**Problem to solve**
Render the lines starting at the one containing "chat-area: ミライ は？なんで？あのボロ小屋に" and ending at the one containing "girl-avatar-icon[interactable] bbox=[26, 0, 92, 50]", both included, as a JSON list of strings with one string per line and blank lines omitted.

**Raw data**
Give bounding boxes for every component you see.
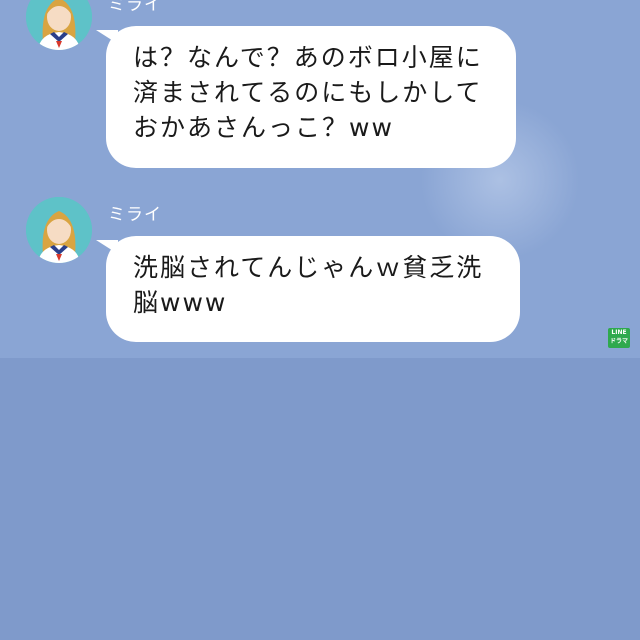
chat-area: ミライ は？なんで？あのボロ小屋に 済まされてるのにもしかして おかあさんっこ？… bbox=[0, 0, 640, 358]
sender-name: ミライ bbox=[108, 205, 162, 225]
message-bubble[interactable]: 洗脳されてんじゃんｗ貧乏洗 脳www bbox=[106, 236, 520, 342]
sender-name: ミライ bbox=[108, 0, 162, 15]
girl-avatar-icon[interactable] bbox=[26, 0, 92, 50]
message-bubble[interactable]: は？なんで？あのボロ小屋に 済まされてるのにもしかして おかあさんっこ？ww bbox=[106, 26, 516, 168]
screen: ミライ は？なんで？あのボロ小屋に 済まされてるのにもしかして おかあさんっこ？… bbox=[0, 0, 640, 640]
badge-line1: LINE bbox=[611, 329, 627, 336]
girl-avatar-icon[interactable] bbox=[26, 197, 92, 263]
line-drama-logo: LINE ドラマ bbox=[608, 328, 630, 348]
badge-line2: ドラマ bbox=[609, 338, 628, 345]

**Reply to the exercise**
[
  "chat-area: ミライ は？なんで？あのボロ小屋に 済まされてるのにもしかして おかあさんっこ？… bbox=[0, 0, 640, 358]",
  "sender-name: ミライ bbox=[108, 205, 162, 225]",
  "message-bubble[interactable]: 洗脳されてんじゃんｗ貧乏洗 脳www bbox=[106, 236, 520, 342]",
  "sender-name: ミライ bbox=[108, 0, 162, 15]",
  "girl-avatar-icon[interactable] bbox=[26, 0, 92, 50]"
]